=== Task requirements ===
Beneath this sentence is a set of records; write each of them out exactly.

[Extracted records]

§

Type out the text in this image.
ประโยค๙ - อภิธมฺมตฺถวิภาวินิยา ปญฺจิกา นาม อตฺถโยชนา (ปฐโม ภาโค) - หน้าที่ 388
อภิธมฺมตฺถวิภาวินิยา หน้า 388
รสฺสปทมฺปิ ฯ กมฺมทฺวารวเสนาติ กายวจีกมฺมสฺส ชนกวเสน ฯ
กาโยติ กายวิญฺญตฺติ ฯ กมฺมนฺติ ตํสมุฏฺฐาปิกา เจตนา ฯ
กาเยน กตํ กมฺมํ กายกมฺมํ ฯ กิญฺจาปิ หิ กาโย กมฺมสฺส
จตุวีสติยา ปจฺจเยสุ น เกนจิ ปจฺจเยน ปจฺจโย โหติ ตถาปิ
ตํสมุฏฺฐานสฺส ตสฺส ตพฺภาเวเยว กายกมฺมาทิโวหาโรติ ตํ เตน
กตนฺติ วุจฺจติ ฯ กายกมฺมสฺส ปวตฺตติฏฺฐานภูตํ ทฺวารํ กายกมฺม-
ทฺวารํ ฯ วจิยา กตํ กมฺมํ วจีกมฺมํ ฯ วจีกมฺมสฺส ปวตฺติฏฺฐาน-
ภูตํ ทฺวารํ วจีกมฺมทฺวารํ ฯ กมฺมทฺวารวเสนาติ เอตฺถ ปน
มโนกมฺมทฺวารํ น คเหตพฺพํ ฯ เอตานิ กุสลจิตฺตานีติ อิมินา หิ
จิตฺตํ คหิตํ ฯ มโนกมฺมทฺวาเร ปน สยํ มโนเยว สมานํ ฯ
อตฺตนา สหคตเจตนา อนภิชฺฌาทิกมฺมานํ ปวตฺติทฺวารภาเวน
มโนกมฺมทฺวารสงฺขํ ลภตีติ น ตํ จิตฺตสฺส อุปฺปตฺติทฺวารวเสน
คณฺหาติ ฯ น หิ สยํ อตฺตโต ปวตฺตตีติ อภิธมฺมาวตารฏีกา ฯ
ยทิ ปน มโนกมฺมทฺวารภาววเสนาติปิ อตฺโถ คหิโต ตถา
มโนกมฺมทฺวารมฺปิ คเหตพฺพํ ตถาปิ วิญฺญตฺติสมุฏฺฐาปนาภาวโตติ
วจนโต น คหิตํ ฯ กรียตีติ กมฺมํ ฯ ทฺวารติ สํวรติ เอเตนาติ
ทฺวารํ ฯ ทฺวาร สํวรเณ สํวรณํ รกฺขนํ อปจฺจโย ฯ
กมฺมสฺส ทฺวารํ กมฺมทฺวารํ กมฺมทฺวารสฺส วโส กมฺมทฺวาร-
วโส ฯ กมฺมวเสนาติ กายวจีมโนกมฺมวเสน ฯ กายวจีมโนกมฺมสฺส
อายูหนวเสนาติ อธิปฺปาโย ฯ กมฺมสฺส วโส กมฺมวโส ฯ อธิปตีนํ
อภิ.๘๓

§

=== Answer to this exercise ===
Type out the text in this image.
ประโยค๙ - อภิธมฺมตฺถวิภาวินิยา ปญฺจิกา นาม อตฺถโยชนา (ปฐโม ภาโค) - หน้าที่ 388
อภิธมฺมตฺถวิภาวินิยา หน้า 388
รสฺสปทมฺปิ ฯ กมฺมทฺวารวเสนาติ กายวจีกมฺมสฺส ชนกวเสน ฯ
กาโยติ กายวิญฺญตฺติ ฯ กมฺมนฺติ ตํสมุฏฺฐาปิกา เจตนา ฯ
กาเยน กตํ กมฺมํ กายกมฺมํ ฯ กิญฺจาปิ หิ กาโย กมฺมสฺส
จตุวีสติยา ปจฺจเยสุ น เกนจิ ปจฺจเยน ปจฺจโย โหติ ตถาปิ
ตํสมุฏฺฐานสฺส ตสฺส ตพฺภาเวเยว กายกมฺมาทิโวหาโรติ ตํ เตน
กตนฺติ วุจฺจติ ฯ กายกมฺมสฺส ปวตฺตติฏฺฐานภูตํ ทฺวารํ กายกมฺม-
ทฺวารํ ฯ วจิยา กตํ กมฺมํ วจีกมฺมํ ฯ วจีกมฺมสฺส ปวตฺติฏฺฐาน-
ภูตํ ทฺวารํ วจีกมฺมทฺวารํ ฯ กมฺมทฺวารวเสนาติ เอตฺถ ปน
มโนกมฺมทฺวารํ น คเหตพฺพํ ฯ เอตานิ กุสลจิตฺตานีติ อิมินา หิ
จิตฺตํ คหิตํ ฯ มโนกมฺมทฺวาเร ปน สยํ มโนเยว สมานํ ฯ
อตฺตนา สหคตเจตนา อนภิชฺฌาทิกมฺมานํ ปวตฺติทฺวารภาเวน
มโนกมฺมทฺวารสงฺขํ ลภตีติ น ตํ จิตฺตสฺส อุปฺปตฺติทฺวารวเสน
คณฺหาติ ฯ น หิ สยํ อตฺตโต ปวตฺตตีติ อภิธมฺมาวตารฏีกา ฯ
ยทิ ปน มโนกมฺมทฺวารภาววเสนาติปิ อตฺโถ คหิโต ตถา
มโนกมฺมทฺวารมฺปิ คเหตพฺพํ ตถาปิ วิญฺญตฺติสมุฏฺฐาปนาภาวโตติ
วจนโต น คหิตํ ฯ กรียตีติ กมฺมํ ฯ ทฺวารติ สํวรติ เอเตนาติ
ทฺวารํ ฯ ทฺวาร สํวรเณ สํวรณํ รกฺขนํ อปจฺจโย ฯ
กมฺมสฺส ทฺวารํ กมฺมทฺวารํ กมฺมทฺวารสฺส วโส กมฺมทฺวาร-
วโส ฯ กมฺมวเสนาติ กายวจีมโนกมฺมวเสน ฯ กายวจีมโนกมฺมสฺส
อายูหนวเสนาติ อธิปฺปาโย ฯ กมฺมสฺส วโส กมฺมวโส ฯ อธิปตีนํ
อภิ.๘๓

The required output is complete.